[Start Dataset extract]

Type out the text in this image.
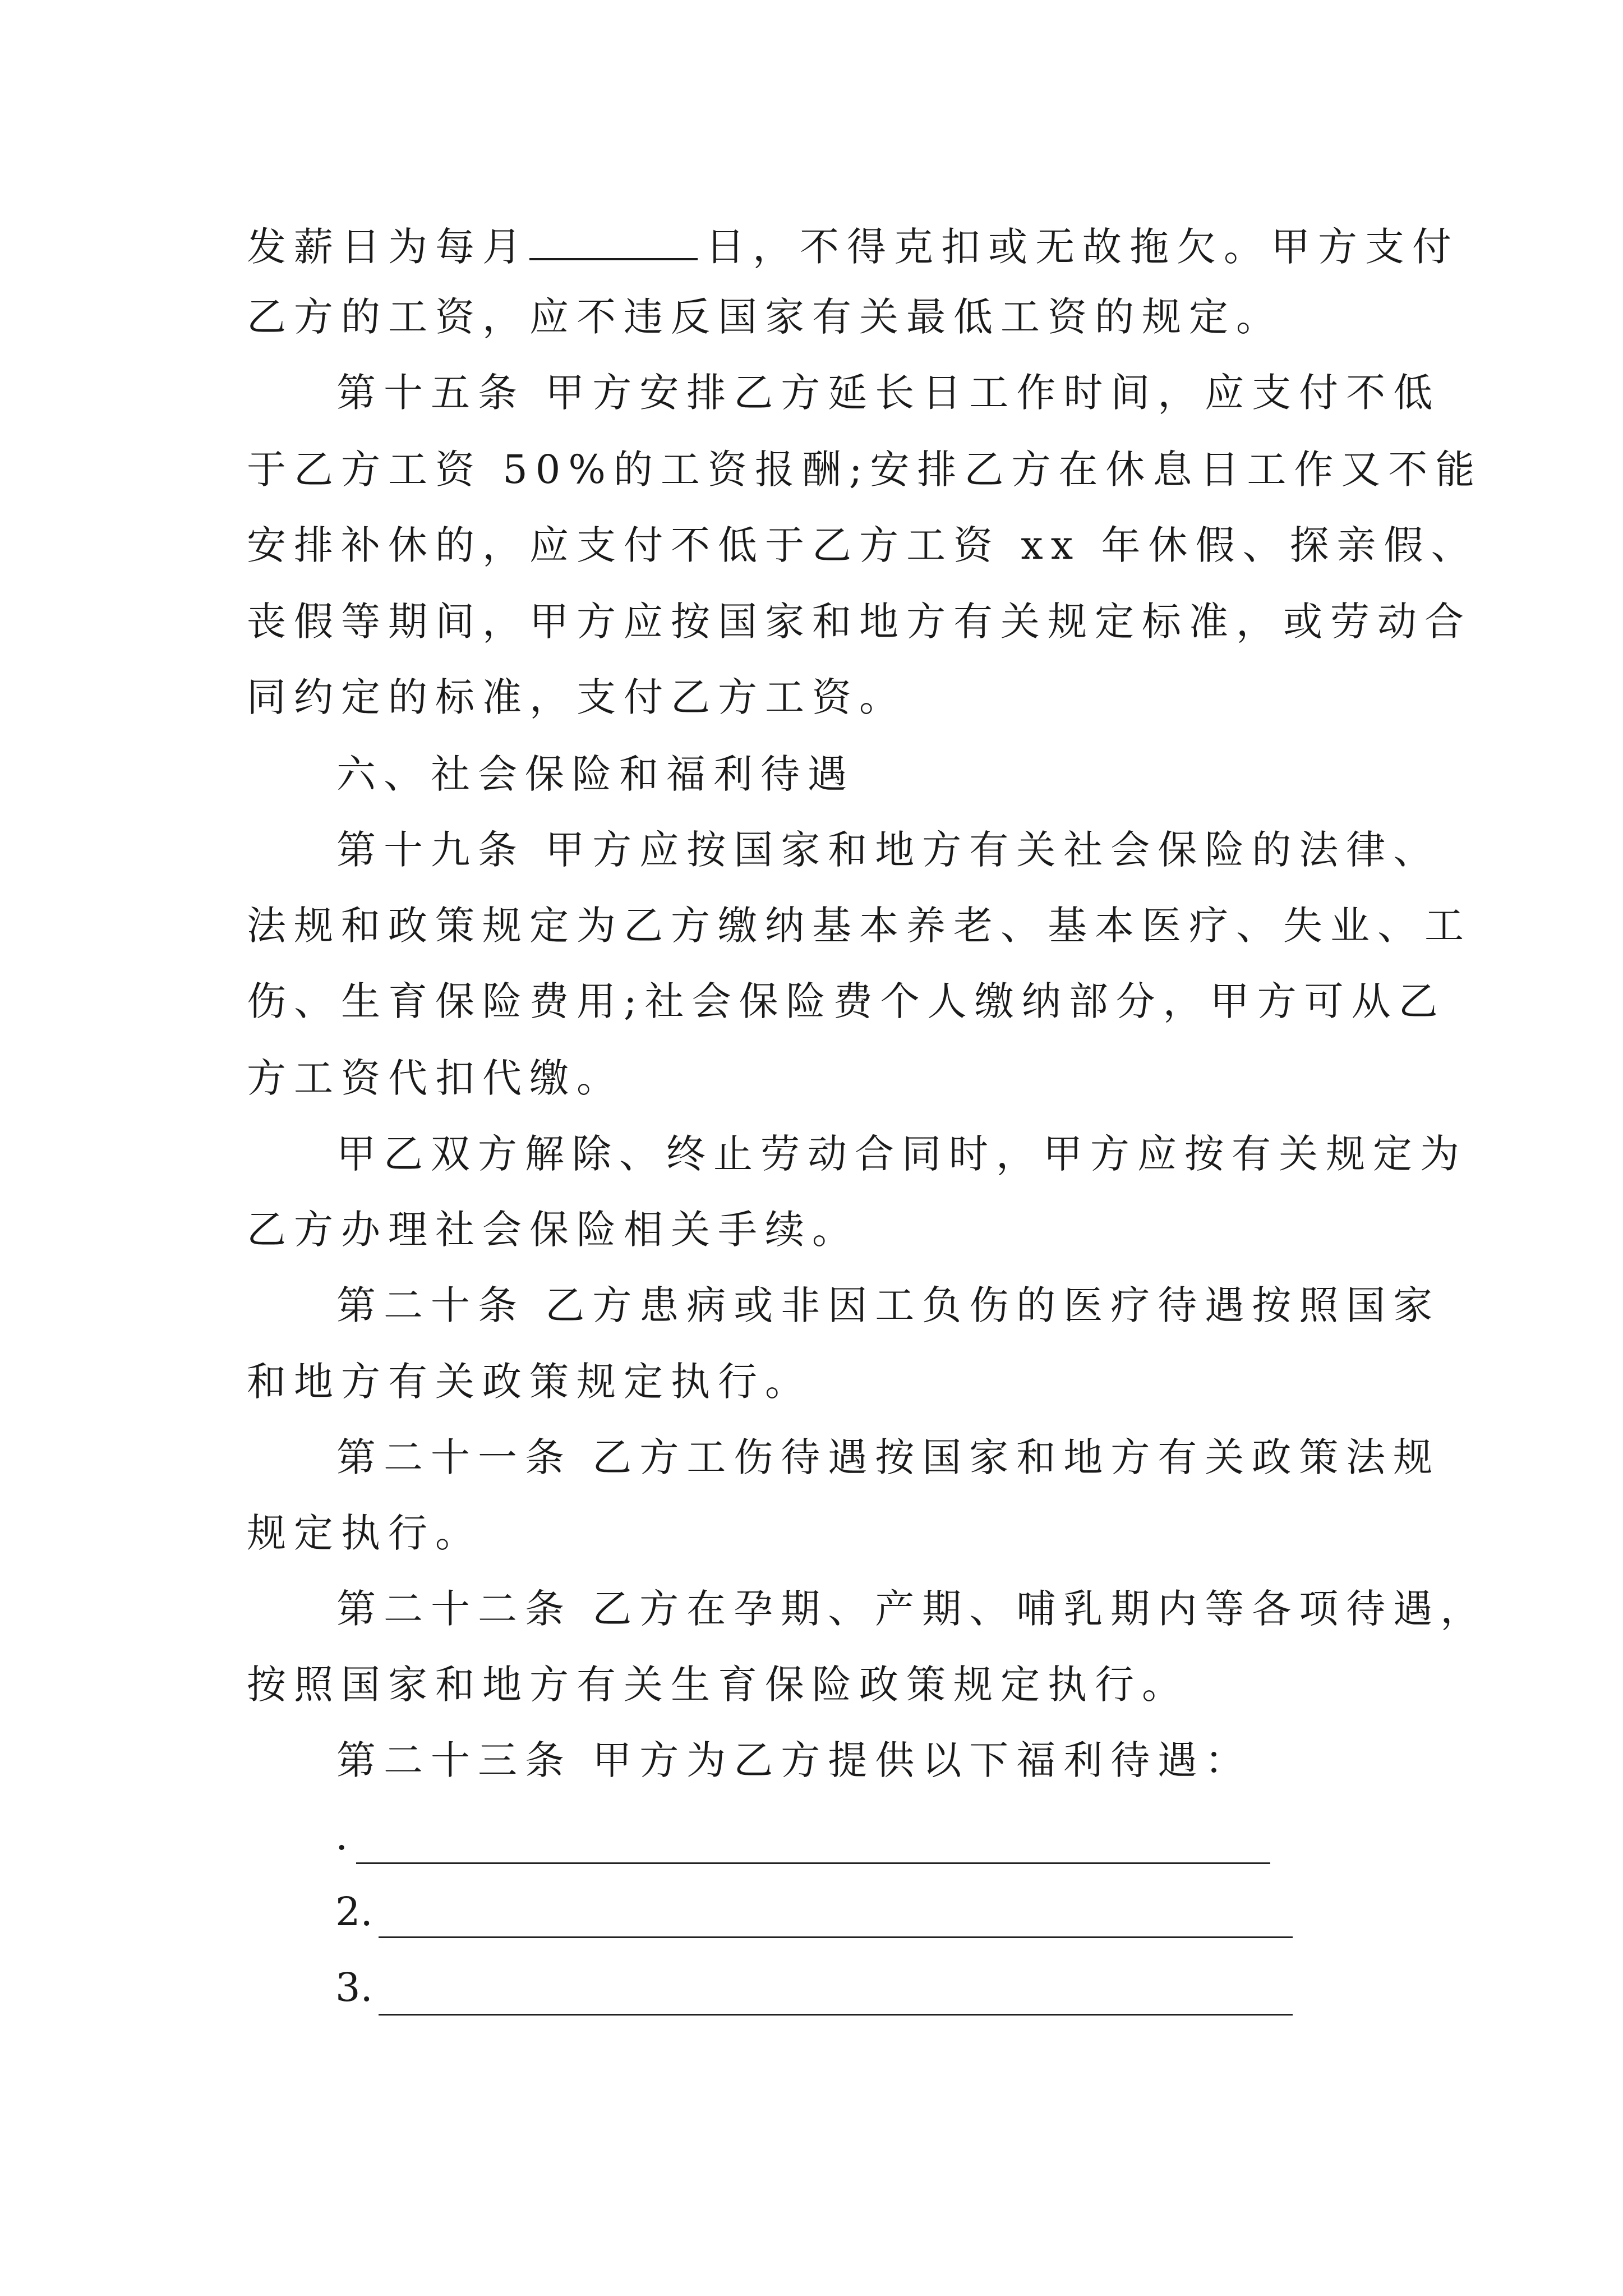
发薪日为每月	日，不得克扣或无故拖欠。甲方支付
乙方的工资，应不违反国家有关最低工资的规定。
第十五条 甲方安排乙方延长日工作时间，应支付不低
于乙方工资 50%的工资报酬;安排乙方在休息日工作又不能
安排补休的，应支付不低于乙方工资 xx 年休假、探亲假、
丧假等期间，甲方应按国家和地方有关规定标准，或劳动合
同约定的标准，支付乙方工资。
六、社会保险和福利待遇
第十九条 甲方应按国家和地方有关社会保险的法律、
法规和政策规定为乙方缴纳基本养老、基本医疗、失业、工
伤、生育保险费用;社会保险费个人缴纳部分，甲方可从乙
方工资代扣代缴。
甲乙双方解除、终止劳动合同时，甲方应按有关规定为
乙方办理社会保险相关手续。
第二十条 乙方患病或非因工负伤的医疗待遇按照国家
和地方有关政策规定执行。
第二十一条 乙方工伤待遇按国家和地方有关政策法规
规定执行。
第二十二条 乙方在孕期、产期、哺乳期内等各项待遇，
按照国家和地方有关生育保险政策规定执行。
第二十三条 甲方为乙方提供以下福利待遇：
.
2.
3.
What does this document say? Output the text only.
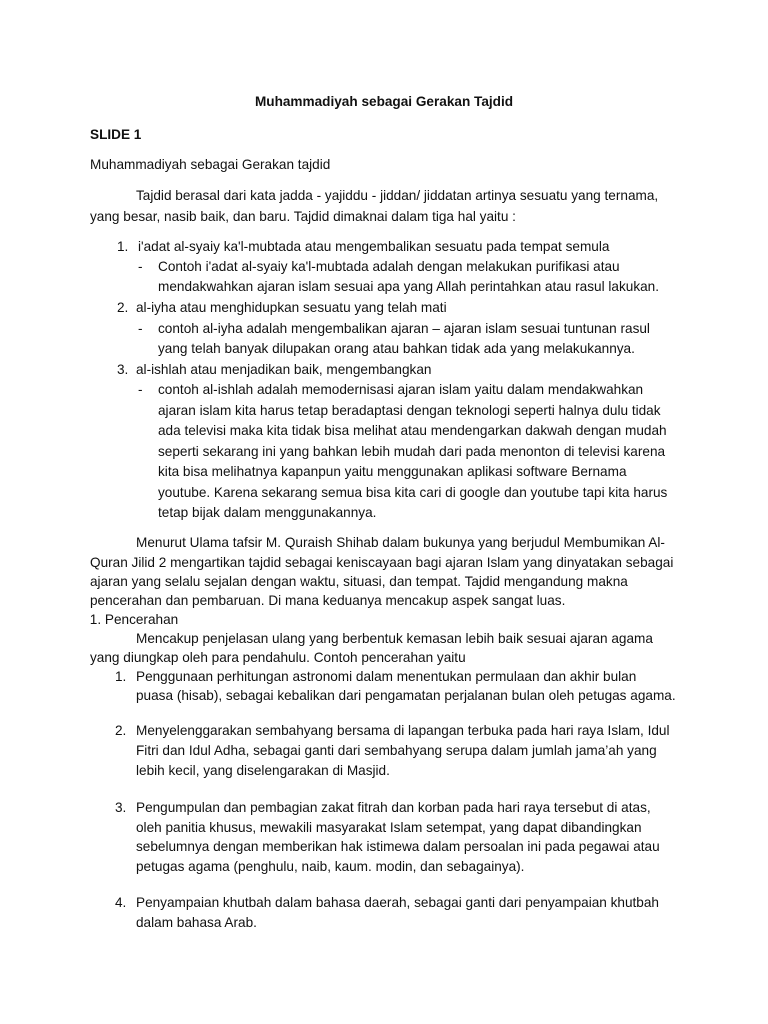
Muhammadiyah sebagai Gerakan Tajdid
SLIDE 1
Muhammadiyah sebagai Gerakan tajdid
Tajdid berasal dari kata jadda - yajiddu - jiddan/ jiddatan artinya sesuatu yang ternama,
yang besar, nasib baik, dan baru. Tajdid dimaknai dalam tiga hal yaitu :
1. i'adat al-syaiy ka'l-mubtada atau mengembalikan sesuatu pada tempat semula
- Contoh i'adat al-syaiy ka'l-mubtada adalah dengan melakukan purifikasi atau
mendakwahkan ajaran islam sesuai apa yang Allah perintahkan atau rasul lakukan.
2. al-iyha atau menghidupkan sesuatu yang telah mati
- contoh al-iyha adalah mengembalikan ajaran – ajaran islam sesuai tuntunan rasul
yang telah banyak dilupakan orang atau bahkan tidak ada yang melakukannya.
3. al-ishlah atau menjadikan baik, mengembangkan
- contoh al-ishlah adalah memodernisasi ajaran islam yaitu dalam mendakwahkan
ajaran islam kita harus tetap beradaptasi dengan teknologi seperti halnya dulu tidak
ada televisi maka kita tidak bisa melihat atau mendengarkan dakwah dengan mudah
seperti sekarang ini yang bahkan lebih mudah dari pada menonton di televisi karena
kita bisa melihatnya kapanpun yaitu menggunakan aplikasi software Bernama
youtube. Karena sekarang semua bisa kita cari di google dan youtube tapi kita harus
tetap bijak dalam menggunakannya.
Menurut Ulama tafsir M. Quraish Shihab dalam bukunya yang berjudul Membumikan Al-
Quran Jilid 2 mengartikan tajdid sebagai keniscayaan bagi ajaran Islam yang dinyatakan sebagai
ajaran yang selalu sejalan dengan waktu, situasi, dan tempat. Tajdid mengandung makna
pencerahan dan pembaruan. Di mana keduanya mencakup aspek sangat luas.
1. Pencerahan
Mencakup penjelasan ulang yang berbentuk kemasan lebih baik sesuai ajaran agama
yang diungkap oleh para pendahulu. Contoh pencerahan yaitu
1. Penggunaan perhitungan astronomi dalam menentukan permulaan dan akhir bulan
puasa (hisab), sebagai kebalikan dari pengamatan perjalanan bulan oleh petugas agama.
2. Menyelenggarakan sembahyang bersama di lapangan terbuka pada hari raya Islam, Idul
Fitri dan Idul Adha, sebagai ganti dari sembahyang serupa dalam jumlah jama’ah yang
lebih kecil, yang diselengarakan di Masjid.
3. Pengumpulan dan pembagian zakat fitrah dan korban pada hari raya tersebut di atas,
oleh panitia khusus, mewakili masyarakat Islam setempat, yang dapat dibandingkan
sebelumnya dengan memberikan hak istimewa dalam persoalan ini pada pegawai atau
petugas agama (penghulu, naib, kaum. modin, dan sebagainya).
4. Penyampaian khutbah dalam bahasa daerah, sebagai ganti dari penyampaian khutbah
dalam bahasa Arab.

[End Dataset extract]

> _The problem_: What is the number of lines that hold the string "mendakwahkan"? Give it alone.

> _Solution for this problem_: 2